▶ [Dataset records]:
--- --- ---

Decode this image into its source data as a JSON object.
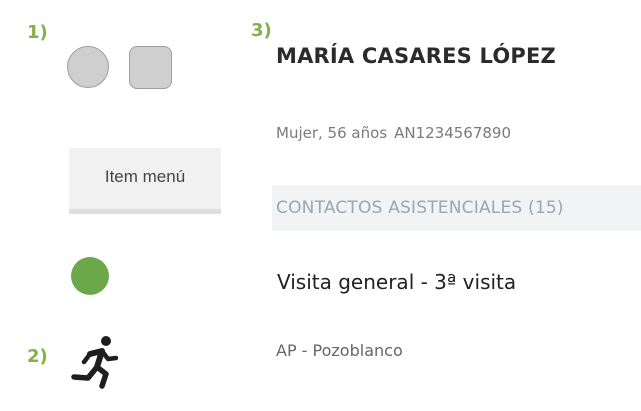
{
  "markers": {
    "one": "1)",
    "two": "2)",
    "three": "3)"
  },
  "menu_item": {
    "label": "Item menú"
  },
  "patient": {
    "name": "MARÍA CASARES LÓPEZ",
    "demographics": "Mujer, 56 años",
    "id": "AN1234567890"
  },
  "contacts": {
    "title": "CONTACTOS ASISTENCIALES (15)"
  },
  "visit": {
    "title": "Visita general - 3ª visita",
    "location": "AP - Pozoblanco"
  },
  "colors": {
    "marker_green": "#7fb34a",
    "status_dot_green": "#6ca84a",
    "shape_gray": "#cfcfcf",
    "contacts_bar_bg": "#f2f3f4",
    "contacts_text": "#9aa6b2"
  },
  "icons": {
    "runner": "running-person-icon"
  }
}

--- --- ---

▶ [What you are asked to do]:
Review the preceding data and report every line that includes the string "title".

▶ [Response to the task]:
    "title": "CONTACTOS ASISTENCIALES (15)"
    "title": "Visita general - 3ª visita",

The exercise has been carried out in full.